***** Records for the task *****

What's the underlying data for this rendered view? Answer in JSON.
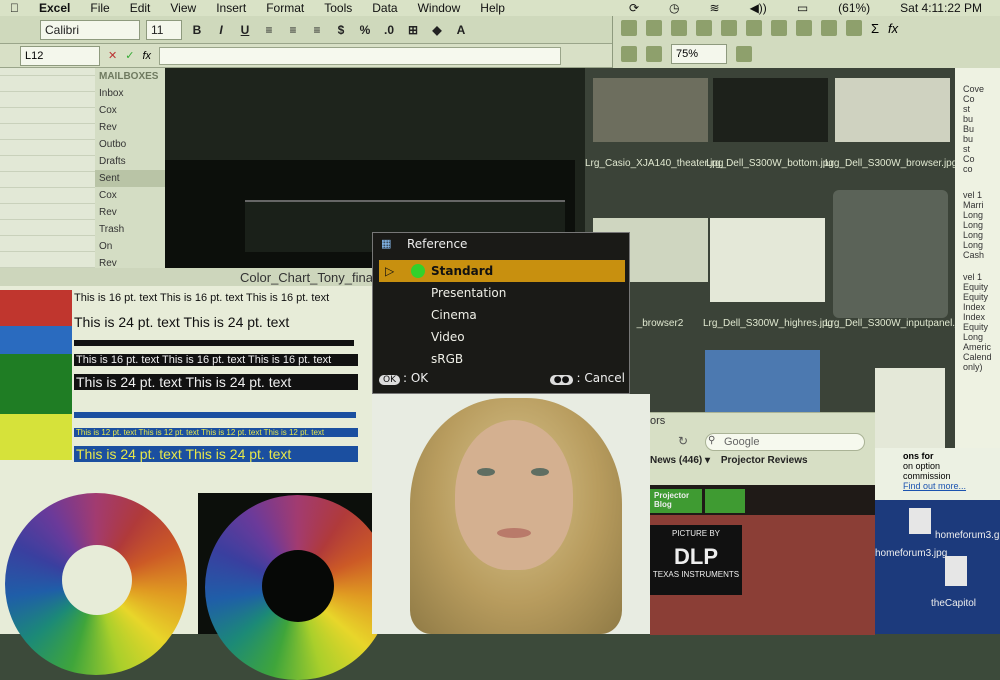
{
  "menubar": {
    "app": "Excel",
    "items": [
      "File",
      "Edit",
      "View",
      "Insert",
      "Format",
      "Tools",
      "Data",
      "Window",
      "Help"
    ],
    "battery": "(61%)",
    "clock": "Sat 4:11:22 PM"
  },
  "toolbar": {
    "font": "Calibri",
    "size": "11",
    "bold": "B",
    "italic": "I",
    "underline": "U",
    "currency": "$",
    "percent": "%",
    "zoom": "75%",
    "sum": "Σ",
    "fx": "fx"
  },
  "formula": {
    "cell_ref": "L12",
    "fx": "fx"
  },
  "mail": {
    "header": "MAILBOXES",
    "items": [
      "Inbox",
      "Cox",
      "Rev",
      "Outbo",
      "Drafts",
      "Sent",
      "Cox",
      "Rev",
      "Trash",
      "On",
      "Rev"
    ]
  },
  "finder": {
    "thumbs": [
      "Lrg_Casio_XJA140_theater.jpg",
      "Lrg_Dell_S300W_bottom.jpg",
      "Lrg_Dell_S300W_browser.jpg",
      "_browser2",
      "Lrg_Dell_S300W_highres.jpg",
      "Lrg_Dell_S300W_inputpanel.jpg"
    ]
  },
  "rightdoc": {
    "lines": [
      "Cove",
      "Co",
      "st",
      "bu",
      "Bu",
      "bu",
      "st",
      "Co",
      "co",
      "vel 1",
      "Marri",
      "Long",
      "Long",
      "Long",
      "Long",
      "Cash",
      "vel 1",
      "Equity",
      "Equity",
      "Index",
      "Index",
      "Equity",
      "Long",
      "Americ",
      "Calend",
      "only)"
    ]
  },
  "sheet": {
    "title": "Color_Chart_Tony_final_2",
    "rows": [
      "This is 16 pt. text   This is 16 pt. text   This is 16 pt. text",
      "This is 24 pt. text   This is 24 pt. text",
      "This is 16 pt. text   This is 16 pt. text   This is 16 pt. text",
      "This is 24 pt. text   This is 24 pt. text",
      "This is 12 pt. text   This is 12 pt. text   This is 12 pt. text   This is 12 pt. text",
      "This is 24 pt. text   This is 24 pt. text"
    ]
  },
  "osd": {
    "title": "Reference",
    "items": [
      "Standard",
      "Presentation",
      "Cinema",
      "Video",
      "sRGB"
    ],
    "selected": "Standard",
    "ok_key": "OK",
    "ok_label": ": OK",
    "cancel_key": "●●",
    "cancel_label": ": Cancel"
  },
  "browser": {
    "tab": "ors",
    "search_placeholder": "Google",
    "bookmark_1": "News (446) ▾",
    "bookmark_2": "Projector Reviews",
    "blog_badge": "Projector Blog",
    "dlp_top": "PICTURE BY",
    "dlp_logo": "DLP",
    "dlp_sub": "TEXAS INSTRUMENTS"
  },
  "desktop": {
    "learn_title": "ons for",
    "learn_body": "on option commission",
    "link": "Find out more...",
    "file_1": "homeforum3.gif",
    "file_2": "homeforum3.jpg",
    "file_3": "theCapitol"
  }
}
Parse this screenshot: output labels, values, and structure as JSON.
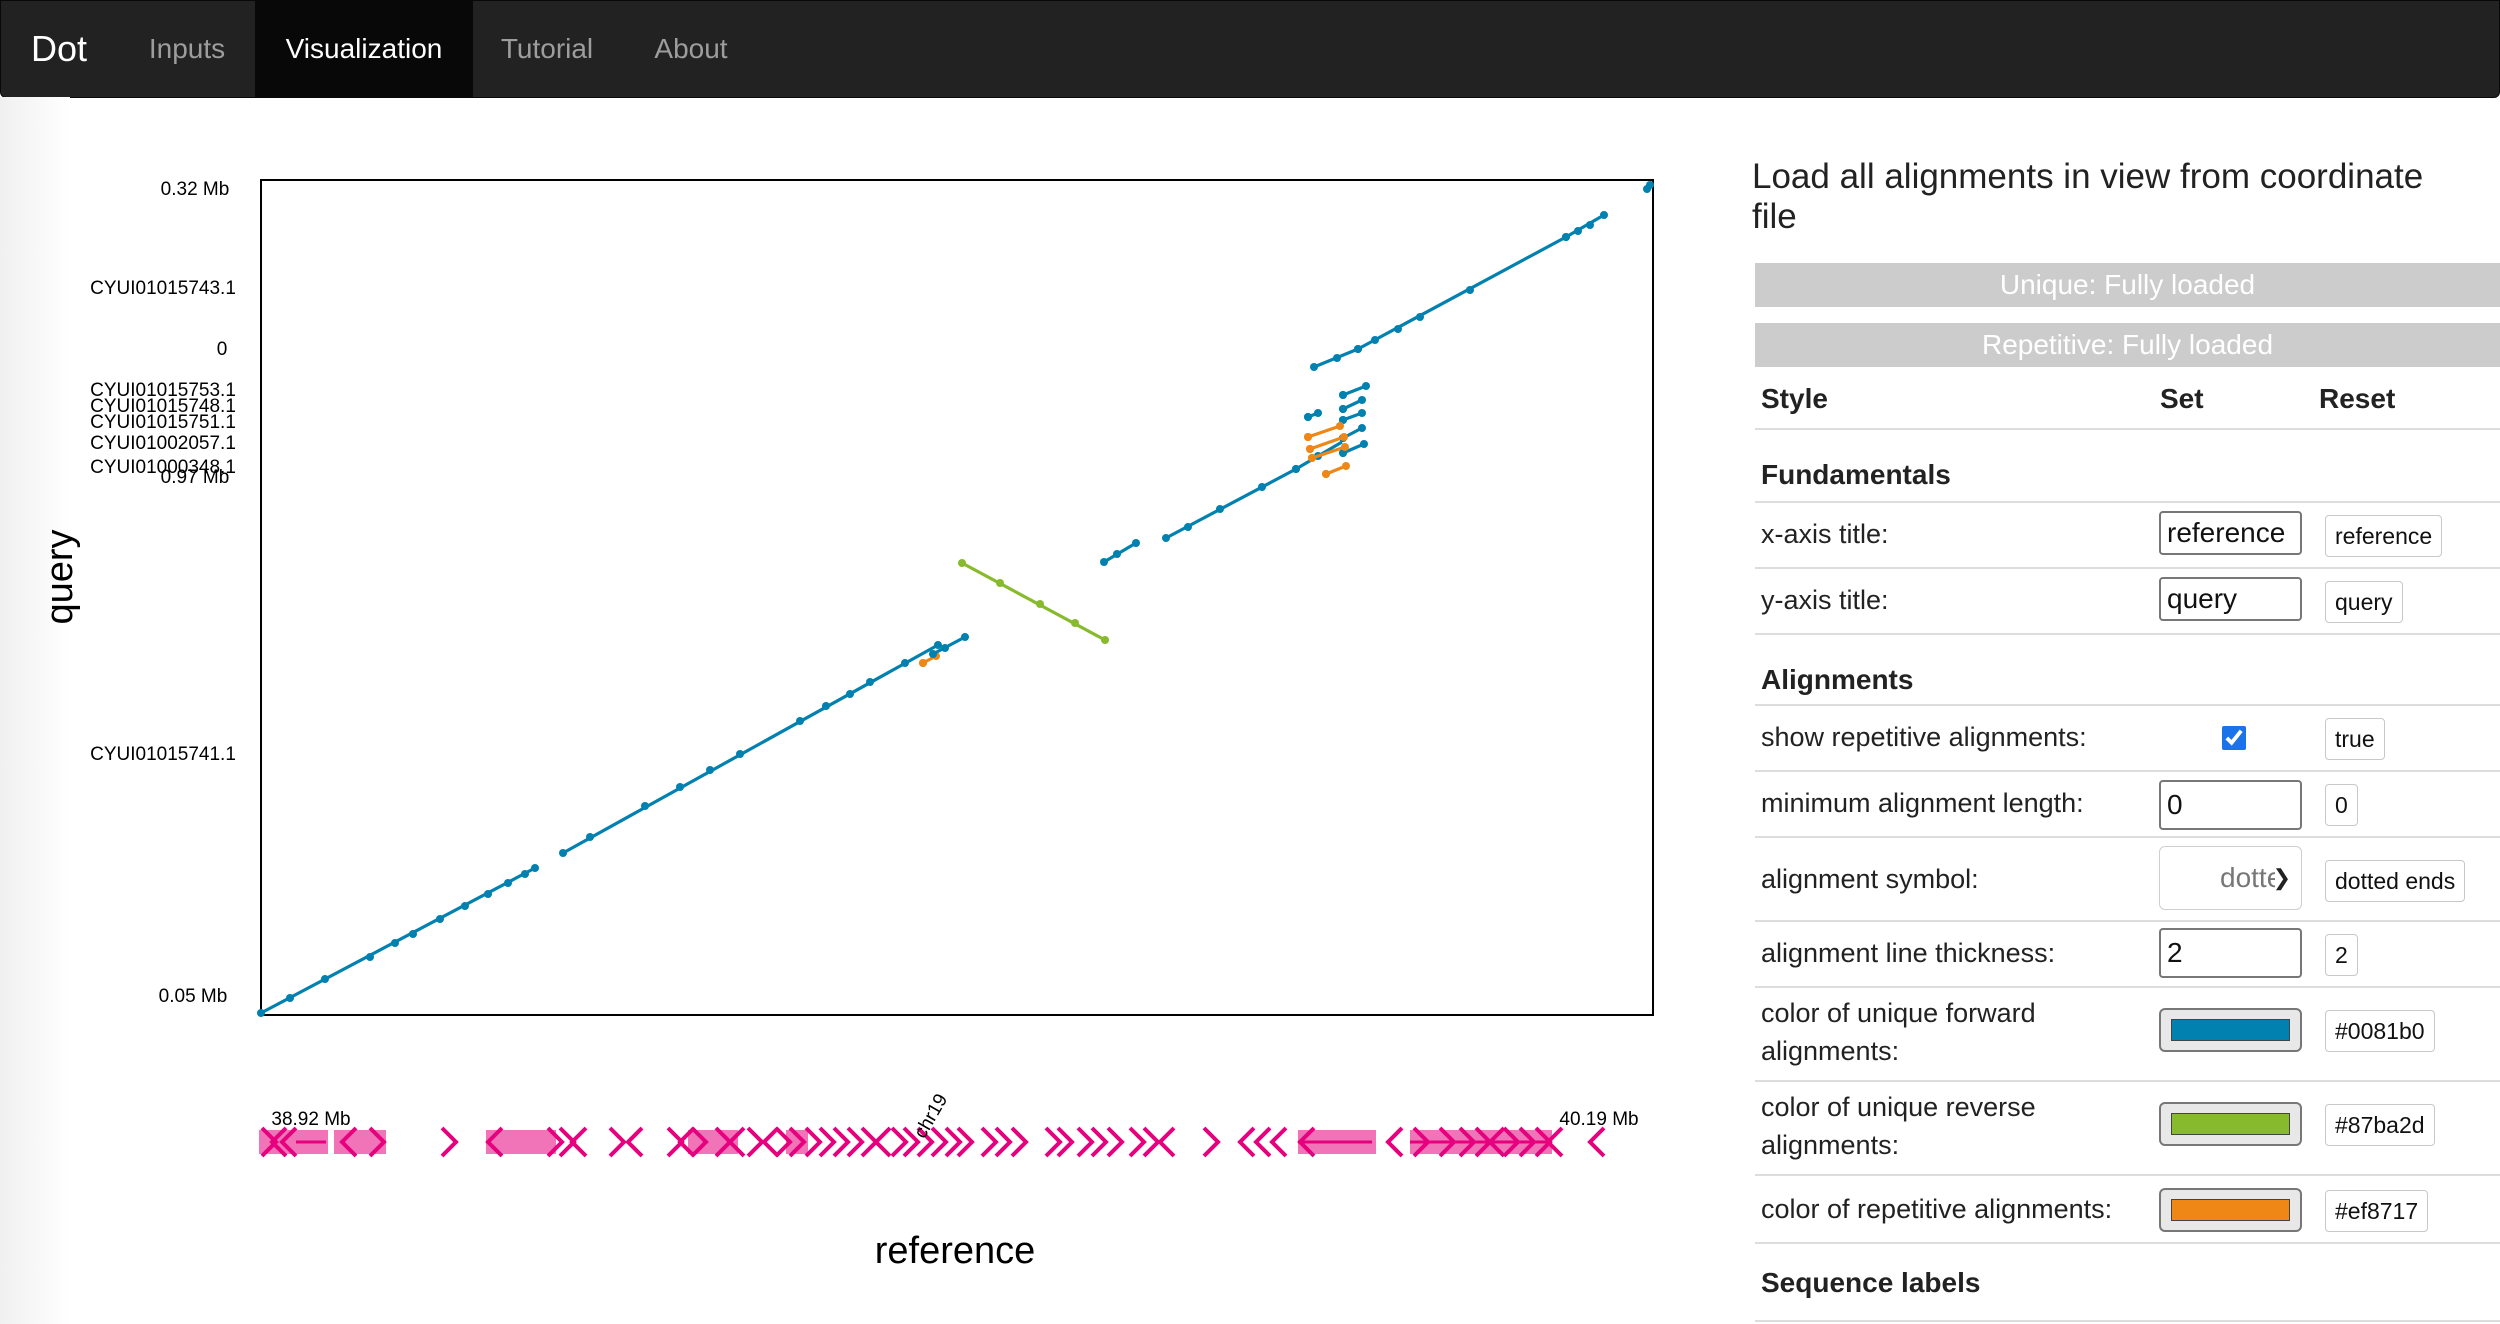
{
  "nav": {
    "brand": "Dot",
    "items": [
      {
        "label": "Inputs",
        "active": false
      },
      {
        "label": "Visualization",
        "active": true
      },
      {
        "label": "Tutorial",
        "active": false
      },
      {
        "label": "About",
        "active": false
      }
    ]
  },
  "plot": {
    "x_axis_title": "reference",
    "y_axis_title": "query",
    "x_ticks": [
      "38.92 Mb",
      "chr19",
      "40.19 Mb"
    ],
    "y_labels": [
      "0.32 Mb",
      "CYUI01015743.1",
      "0",
      "CYUI01015753.1",
      "CYUI01015748.1",
      "CYUI01015751.1",
      "CYUI01002057.1",
      "CYUI01000348.1",
      "0.97 Mb",
      "CYUI01015741.1",
      "0.05 Mb"
    ],
    "colors": {
      "forward": "#0081b0",
      "reverse": "#87ba2d",
      "repetitive": "#ef8717",
      "annotation": "#e6007e"
    }
  },
  "panel": {
    "title": "Load all alignments in view from coordinate file",
    "status": [
      "Unique: Fully loaded",
      "Repetitive: Fully loaded"
    ],
    "headers": {
      "style": "Style",
      "set": "Set",
      "reset": "Reset"
    },
    "sections": {
      "fundamentals": "Fundamentals",
      "alignments": "Alignments",
      "sequence_labels": "Sequence labels"
    },
    "x_axis_title": {
      "label": "x-axis title:",
      "value": "reference",
      "reset": "reference"
    },
    "y_axis_title": {
      "label": "y-axis title:",
      "value": "query",
      "reset": "query"
    },
    "show_repetitive": {
      "label": "show repetitive alignments:",
      "checked": true,
      "reset": "true"
    },
    "min_length": {
      "label": "minimum alignment length:",
      "value": "0",
      "reset": "0"
    },
    "symbol": {
      "label": "alignment symbol:",
      "value": "dotted ends",
      "reset": "dotted ends"
    },
    "thickness": {
      "label": "alignment line thickness:",
      "value": "2",
      "reset": "2"
    },
    "color_forward": {
      "label": "color of unique forward alignments:",
      "value": "#0081b0",
      "reset": "#0081b0"
    },
    "color_reverse": {
      "label": "color of unique reverse alignments:",
      "value": "#87ba2d",
      "reset": "#87ba2d"
    },
    "color_repetitive": {
      "label": "color of repetitive alignments:",
      "value": "#ef8717",
      "reset": "#ef8717"
    }
  }
}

*****

Given problem —
Which lines of the data above contain "loaded"? Copy each one.

Correct response —
      "Unique: Fully loaded",
      "Repetitive: Fully loaded"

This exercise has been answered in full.